*PROBLEM DESCRIPTION*. Pull out from the material below all lines with "package".

[Data entries]
● ● ● ● ●

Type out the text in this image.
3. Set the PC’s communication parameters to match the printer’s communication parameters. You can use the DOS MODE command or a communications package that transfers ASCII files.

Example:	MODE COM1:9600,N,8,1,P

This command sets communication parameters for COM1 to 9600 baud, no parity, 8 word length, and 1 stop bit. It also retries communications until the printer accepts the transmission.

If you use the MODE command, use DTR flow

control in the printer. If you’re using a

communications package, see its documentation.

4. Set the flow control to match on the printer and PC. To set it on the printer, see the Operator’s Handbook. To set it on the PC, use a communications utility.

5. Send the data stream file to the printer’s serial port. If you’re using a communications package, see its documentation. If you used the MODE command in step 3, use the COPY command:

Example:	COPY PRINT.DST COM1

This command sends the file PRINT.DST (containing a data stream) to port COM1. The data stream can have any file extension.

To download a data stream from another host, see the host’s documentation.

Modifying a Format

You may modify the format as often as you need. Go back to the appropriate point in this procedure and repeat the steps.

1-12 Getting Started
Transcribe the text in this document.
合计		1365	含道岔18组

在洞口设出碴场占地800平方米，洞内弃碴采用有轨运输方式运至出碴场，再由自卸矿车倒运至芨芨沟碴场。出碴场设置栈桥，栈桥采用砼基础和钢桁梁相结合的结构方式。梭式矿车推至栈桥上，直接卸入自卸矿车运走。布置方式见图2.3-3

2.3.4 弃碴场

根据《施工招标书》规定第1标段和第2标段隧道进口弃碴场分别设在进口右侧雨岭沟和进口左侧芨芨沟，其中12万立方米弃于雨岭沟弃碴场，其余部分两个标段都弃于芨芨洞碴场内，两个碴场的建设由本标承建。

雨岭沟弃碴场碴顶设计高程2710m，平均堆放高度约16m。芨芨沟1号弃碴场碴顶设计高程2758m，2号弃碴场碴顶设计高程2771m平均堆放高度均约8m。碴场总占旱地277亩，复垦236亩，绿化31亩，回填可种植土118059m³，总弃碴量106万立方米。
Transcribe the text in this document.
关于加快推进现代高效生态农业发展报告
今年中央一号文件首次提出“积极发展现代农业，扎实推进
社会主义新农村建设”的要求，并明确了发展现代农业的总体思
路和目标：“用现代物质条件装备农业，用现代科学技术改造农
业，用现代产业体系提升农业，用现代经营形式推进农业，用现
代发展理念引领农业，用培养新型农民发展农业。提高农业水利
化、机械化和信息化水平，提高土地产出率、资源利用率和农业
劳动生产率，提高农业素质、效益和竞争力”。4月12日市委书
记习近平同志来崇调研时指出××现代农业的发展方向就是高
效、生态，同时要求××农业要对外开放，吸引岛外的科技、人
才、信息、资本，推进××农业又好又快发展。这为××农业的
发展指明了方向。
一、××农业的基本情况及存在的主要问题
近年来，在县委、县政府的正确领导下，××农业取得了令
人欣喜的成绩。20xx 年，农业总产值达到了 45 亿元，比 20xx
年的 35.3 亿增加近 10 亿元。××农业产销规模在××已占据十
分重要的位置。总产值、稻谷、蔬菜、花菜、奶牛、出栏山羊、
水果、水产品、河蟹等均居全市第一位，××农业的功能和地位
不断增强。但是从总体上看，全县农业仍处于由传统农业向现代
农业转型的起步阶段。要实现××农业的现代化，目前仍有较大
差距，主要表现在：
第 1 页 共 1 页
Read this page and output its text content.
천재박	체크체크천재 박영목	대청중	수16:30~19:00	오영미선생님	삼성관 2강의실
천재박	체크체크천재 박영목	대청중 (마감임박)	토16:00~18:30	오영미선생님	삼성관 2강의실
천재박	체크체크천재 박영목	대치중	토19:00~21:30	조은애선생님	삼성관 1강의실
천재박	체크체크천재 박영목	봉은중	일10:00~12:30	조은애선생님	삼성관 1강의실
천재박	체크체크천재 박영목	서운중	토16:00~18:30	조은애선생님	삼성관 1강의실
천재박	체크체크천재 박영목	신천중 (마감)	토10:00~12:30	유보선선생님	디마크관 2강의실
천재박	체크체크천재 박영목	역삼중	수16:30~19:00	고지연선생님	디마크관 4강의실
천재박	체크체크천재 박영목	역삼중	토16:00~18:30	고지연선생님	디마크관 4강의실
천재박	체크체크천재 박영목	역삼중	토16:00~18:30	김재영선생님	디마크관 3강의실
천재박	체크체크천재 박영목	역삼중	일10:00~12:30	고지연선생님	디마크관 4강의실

● ● ● ● ●

*OUTPUT BELOW*.
3. Set the PC’s communication parameters to match the printer’s communication parameters. You can use the DOS MODE command or a communications package that transfers ASCII files.
communications package, see its documentation.
5. Send the data stream file to the printer’s serial port. If you’re using a communications package, see its documentation. If you used the MODE command in step 3, use the COPY command:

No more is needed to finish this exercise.